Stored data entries
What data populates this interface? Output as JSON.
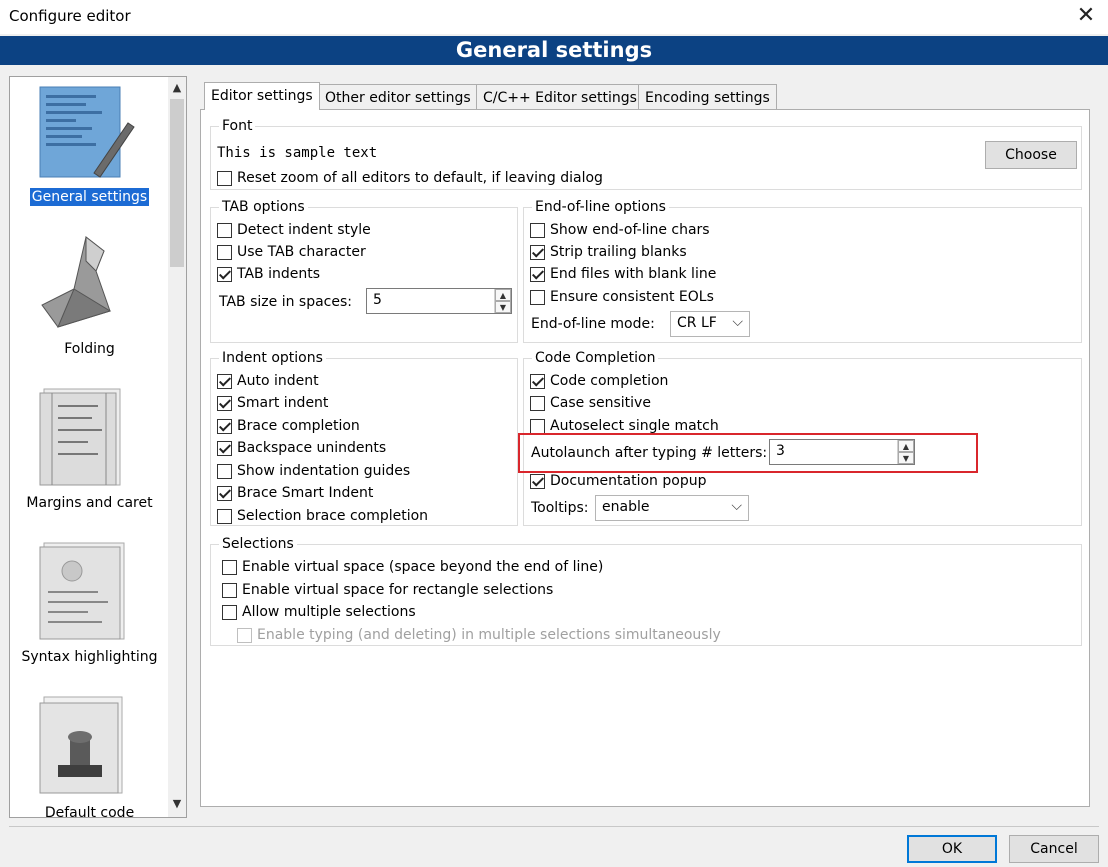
{
  "window": {
    "title": "Configure editor",
    "close_glyph": "✕"
  },
  "banner": {
    "title": "General settings"
  },
  "sidebar": {
    "items": [
      {
        "label": "General settings",
        "selected": true
      },
      {
        "label": "Folding"
      },
      {
        "label": "Margins and caret"
      },
      {
        "label": "Syntax highlighting"
      },
      {
        "label": "Default code"
      }
    ]
  },
  "tabs": [
    "Editor settings",
    "Other editor settings",
    "C/C++ Editor settings",
    "Encoding settings"
  ],
  "font_group": {
    "title": "Font",
    "sample": "This is sample text",
    "reset_zoom": "Reset zoom of all editors to default, if leaving dialog",
    "choose_label": "Choose"
  },
  "tab_options": {
    "title": "TAB options",
    "detect_indent": "Detect indent style",
    "use_tab": "Use TAB character",
    "tab_indents": "TAB indents",
    "tab_size_label": "TAB size in spaces:",
    "tab_size_value": "5"
  },
  "eol_options": {
    "title": "End-of-line options",
    "show_eol": "Show end-of-line chars",
    "strip_trailing": "Strip trailing blanks",
    "end_blank": "End files with blank line",
    "consistent_eol": "Ensure consistent EOLs",
    "mode_label": "End-of-line mode:",
    "mode_value": "CR LF"
  },
  "indent_options": {
    "title": "Indent options",
    "auto_indent": "Auto indent",
    "smart_indent": "Smart indent",
    "brace_completion": "Brace completion",
    "backspace_unindents": "Backspace unindents",
    "show_guides": "Show indentation guides",
    "brace_smart": "Brace Smart Indent",
    "selection_brace": "Selection brace completion"
  },
  "code_completion": {
    "title": "Code Completion",
    "code_completion": "Code completion",
    "case_sensitive": "Case sensitive",
    "autoselect": "Autoselect single match",
    "autolaunch_label": "Autolaunch after typing # letters:",
    "autolaunch_value": "3",
    "doc_popup": "Documentation popup",
    "tooltips_label": "Tooltips:",
    "tooltips_value": "enable"
  },
  "selections": {
    "title": "Selections",
    "virtual_space": "Enable virtual space (space beyond the end of line)",
    "virtual_rect": "Enable virtual space for rectangle selections",
    "multiple": "Allow multiple selections",
    "multi_typing": "Enable typing (and deleting) in multiple selections simultaneously"
  },
  "footer": {
    "ok_label": "OK",
    "cancel_label": "Cancel"
  },
  "colors": {
    "banner": "#0c4283",
    "highlight": "#d9262c",
    "selection": "#1c6bd4"
  }
}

■ Problem
Return nothing except the number of lines that include the string "virtual".

■ Exercise response
2